→ Dataset content

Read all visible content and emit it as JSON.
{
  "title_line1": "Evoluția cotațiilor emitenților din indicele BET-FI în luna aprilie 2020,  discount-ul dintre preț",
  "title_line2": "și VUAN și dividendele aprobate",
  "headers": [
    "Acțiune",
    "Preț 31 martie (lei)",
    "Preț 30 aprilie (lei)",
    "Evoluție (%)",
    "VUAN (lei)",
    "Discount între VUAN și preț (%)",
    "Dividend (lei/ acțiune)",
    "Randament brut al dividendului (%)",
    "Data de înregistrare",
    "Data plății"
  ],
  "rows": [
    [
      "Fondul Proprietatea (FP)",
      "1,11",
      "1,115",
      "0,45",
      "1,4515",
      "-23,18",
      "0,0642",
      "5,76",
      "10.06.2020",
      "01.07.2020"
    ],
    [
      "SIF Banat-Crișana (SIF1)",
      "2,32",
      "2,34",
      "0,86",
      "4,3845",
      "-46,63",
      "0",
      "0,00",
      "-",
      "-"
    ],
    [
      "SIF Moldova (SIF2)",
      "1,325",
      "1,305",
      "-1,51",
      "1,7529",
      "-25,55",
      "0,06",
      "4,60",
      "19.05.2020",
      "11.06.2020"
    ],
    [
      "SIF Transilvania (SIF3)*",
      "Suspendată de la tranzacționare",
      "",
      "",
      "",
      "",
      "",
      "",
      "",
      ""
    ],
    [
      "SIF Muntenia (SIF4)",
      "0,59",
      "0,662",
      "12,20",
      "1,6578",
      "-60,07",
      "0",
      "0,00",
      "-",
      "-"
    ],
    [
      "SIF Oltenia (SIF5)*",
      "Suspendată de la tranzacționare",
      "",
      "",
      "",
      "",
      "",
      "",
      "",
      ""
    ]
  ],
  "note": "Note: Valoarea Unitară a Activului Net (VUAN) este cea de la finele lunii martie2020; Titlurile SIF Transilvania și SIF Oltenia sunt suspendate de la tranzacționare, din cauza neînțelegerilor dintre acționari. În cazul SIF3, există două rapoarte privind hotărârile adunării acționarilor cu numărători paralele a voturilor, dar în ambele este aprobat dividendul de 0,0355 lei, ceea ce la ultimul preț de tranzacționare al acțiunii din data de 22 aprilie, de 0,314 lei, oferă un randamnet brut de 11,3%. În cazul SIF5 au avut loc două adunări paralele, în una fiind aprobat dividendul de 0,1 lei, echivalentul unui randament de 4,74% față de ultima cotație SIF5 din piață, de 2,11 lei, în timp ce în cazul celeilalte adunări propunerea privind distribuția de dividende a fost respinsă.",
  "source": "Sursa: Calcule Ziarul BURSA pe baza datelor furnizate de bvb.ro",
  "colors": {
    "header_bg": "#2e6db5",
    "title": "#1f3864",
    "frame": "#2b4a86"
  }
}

→ Exercise goal
Take the lines above and print them exactly.

→ The answer
Read all visible content and emit it as JSON.
{
  "title_line1": "Evoluția cotațiilor emitenților din indicele BET-FI în luna aprilie 2020,  discount-ul dintre preț",
  "title_line2": "și VUAN și dividendele aprobate",
  "headers": [
    "Acțiune",
    "Preț 31 martie (lei)",
    "Preț 30 aprilie (lei)",
    "Evoluție (%)",
    "VUAN (lei)",
    "Discount între VUAN și preț (%)",
    "Dividend (lei/ acțiune)",
    "Randament brut al dividendului (%)",
    "Data de înregistrare",
    "Data plății"
  ],
  "rows": [
    [
      "Fondul Proprietatea (FP)",
      "1,11",
      "1,115",
      "0,45",
      "1,4515",
      "-23,18",
      "0,0642",
      "5,76",
      "10.06.2020",
      "01.07.2020"
    ],
    [
      "SIF Banat-Crișana (SIF1)",
      "2,32",
      "2,34",
      "0,86",
      "4,3845",
      "-46,63",
      "0",
      "0,00",
      "-",
      "-"
    ],
    [
      "SIF Moldova (SIF2)",
      "1,325",
      "1,305",
      "-1,51",
      "1,7529",
      "-25,55",
      "0,06",
      "4,60",
      "19.05.2020",
      "11.06.2020"
    ],
    [
      "SIF Transilvania (SIF3)*",
      "Suspendată de la tranzacționare",
      "",
      "",
      "",
      "",
      "",
      "",
      "",
      ""
    ],
    [
      "SIF Muntenia (SIF4)",
      "0,59",
      "0,662",
      "12,20",
      "1,6578",
      "-60,07",
      "0",
      "0,00",
      "-",
      "-"
    ],
    [
      "SIF Oltenia (SIF5)*",
      "Suspendată de la tranzacționare",
      "",
      "",
      "",
      "",
      "",
      "",
      "",
      ""
    ]
  ],
  "note": "Note: Valoarea Unitară a Activului Net (VUAN) este cea de la finele lunii martie2020; Titlurile SIF Transilvania și SIF Oltenia sunt suspendate de la tranzacționare, din cauza neînțelegerilor dintre acționari. În cazul SIF3, există două rapoarte privind hotărârile adunării acționarilor cu numărători paralele a voturilor, dar în ambele este aprobat dividendul de 0,0355 lei, ceea ce la ultimul preț de tranzacționare al acțiunii din data de 22 aprilie, de 0,314 lei, oferă un randamnet brut de 11,3%. În cazul SIF5 au avut loc două adunări paralele, în una fiind aprobat dividendul de 0,1 lei, echivalentul unui randament de 4,74% față de ultima cotație SIF5 din piață, de 2,11 lei, în timp ce în cazul celeilalte adunări propunerea privind distribuția de dividende a fost respinsă.",
  "source": "Sursa: Calcule Ziarul BURSA pe baza datelor furnizate de bvb.ro",
  "colors": {
    "header_bg": "#2e6db5",
    "title": "#1f3864",
    "frame": "#2b4a86"
  }
}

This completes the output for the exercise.